**Exercise goal**
Find the line containing "Convert this chart". Retype it and every line after it through the end of the entries, exactly as written, with nothing added.

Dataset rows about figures
···

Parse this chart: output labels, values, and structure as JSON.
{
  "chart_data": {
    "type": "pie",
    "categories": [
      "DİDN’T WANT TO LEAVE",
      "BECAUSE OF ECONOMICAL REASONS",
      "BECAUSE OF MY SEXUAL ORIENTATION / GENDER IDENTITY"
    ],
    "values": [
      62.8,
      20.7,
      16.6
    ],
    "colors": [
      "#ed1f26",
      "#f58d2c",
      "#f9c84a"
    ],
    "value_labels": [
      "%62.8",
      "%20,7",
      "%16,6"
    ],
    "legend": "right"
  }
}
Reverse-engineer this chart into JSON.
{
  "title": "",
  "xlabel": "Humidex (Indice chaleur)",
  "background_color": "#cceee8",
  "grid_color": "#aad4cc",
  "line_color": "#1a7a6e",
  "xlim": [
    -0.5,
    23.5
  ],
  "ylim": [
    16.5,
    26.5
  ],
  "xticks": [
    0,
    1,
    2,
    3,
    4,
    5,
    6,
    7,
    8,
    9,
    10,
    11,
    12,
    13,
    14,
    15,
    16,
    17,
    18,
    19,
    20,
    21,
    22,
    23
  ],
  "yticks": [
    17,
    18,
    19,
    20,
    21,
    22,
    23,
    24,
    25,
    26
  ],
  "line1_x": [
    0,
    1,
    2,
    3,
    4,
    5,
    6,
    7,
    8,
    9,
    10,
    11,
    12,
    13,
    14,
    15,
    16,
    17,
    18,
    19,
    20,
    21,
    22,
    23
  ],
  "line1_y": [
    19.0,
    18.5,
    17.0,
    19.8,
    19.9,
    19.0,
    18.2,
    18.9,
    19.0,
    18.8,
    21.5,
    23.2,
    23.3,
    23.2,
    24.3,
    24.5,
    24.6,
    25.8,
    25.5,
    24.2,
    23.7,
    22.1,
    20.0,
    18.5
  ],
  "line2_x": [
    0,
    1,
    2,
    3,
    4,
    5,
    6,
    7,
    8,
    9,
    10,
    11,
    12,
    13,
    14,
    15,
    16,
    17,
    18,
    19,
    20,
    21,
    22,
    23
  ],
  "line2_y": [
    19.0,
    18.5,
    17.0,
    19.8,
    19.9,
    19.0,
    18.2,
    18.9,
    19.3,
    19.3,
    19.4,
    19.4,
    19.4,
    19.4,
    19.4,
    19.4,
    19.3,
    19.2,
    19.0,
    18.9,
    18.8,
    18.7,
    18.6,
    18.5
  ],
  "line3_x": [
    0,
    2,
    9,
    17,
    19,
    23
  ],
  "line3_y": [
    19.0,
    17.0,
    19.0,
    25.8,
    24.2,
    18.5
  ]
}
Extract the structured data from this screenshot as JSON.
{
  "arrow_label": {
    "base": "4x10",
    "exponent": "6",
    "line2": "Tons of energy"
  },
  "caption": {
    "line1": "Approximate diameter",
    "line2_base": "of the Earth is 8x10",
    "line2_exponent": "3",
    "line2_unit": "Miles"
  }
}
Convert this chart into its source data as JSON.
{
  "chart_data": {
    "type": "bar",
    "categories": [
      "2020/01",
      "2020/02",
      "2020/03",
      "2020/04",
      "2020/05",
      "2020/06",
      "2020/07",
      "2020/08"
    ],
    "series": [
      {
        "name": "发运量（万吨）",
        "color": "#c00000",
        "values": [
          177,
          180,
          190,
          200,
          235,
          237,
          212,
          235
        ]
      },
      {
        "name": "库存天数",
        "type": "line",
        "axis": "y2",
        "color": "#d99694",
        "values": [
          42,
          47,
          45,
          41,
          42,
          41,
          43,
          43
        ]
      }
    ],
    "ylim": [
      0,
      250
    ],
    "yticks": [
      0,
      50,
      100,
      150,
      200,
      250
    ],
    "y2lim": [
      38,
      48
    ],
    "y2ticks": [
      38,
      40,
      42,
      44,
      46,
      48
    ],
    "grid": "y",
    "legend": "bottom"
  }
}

···

**Completed exercise**
Convert this chart into its source data as JSON.
{
  "chart_data": {
    "type": "bar",
    "categories": [
      "2020/01",
      "2020/02",
      "2020/03",
      "2020/04",
      "2020/05",
      "2020/06",
      "2020/07",
      "2020/08"
    ],
    "series": [
      {
        "name": "发运量（万吨）",
        "color": "#c00000",
        "values": [
          177,
          180,
          190,
          200,
          235,
          237,
          212,
          235
        ]
      },
      {
        "name": "库存天数",
        "type": "line",
        "axis": "y2",
        "color": "#d99694",
        "values": [
          42,
          47,
          45,
          41,
          42,
          41,
          43,
          43
        ]
      }
    ],
    "ylim": [
      0,
      250
    ],
    "yticks": [
      0,
      50,
      100,
      150,
      200,
      250
    ],
    "y2lim": [
      38,
      48
    ],
    "y2ticks": [
      38,
      40,
      42,
      44,
      46,
      48
    ],
    "grid": "y",
    "legend": "bottom"
  }
}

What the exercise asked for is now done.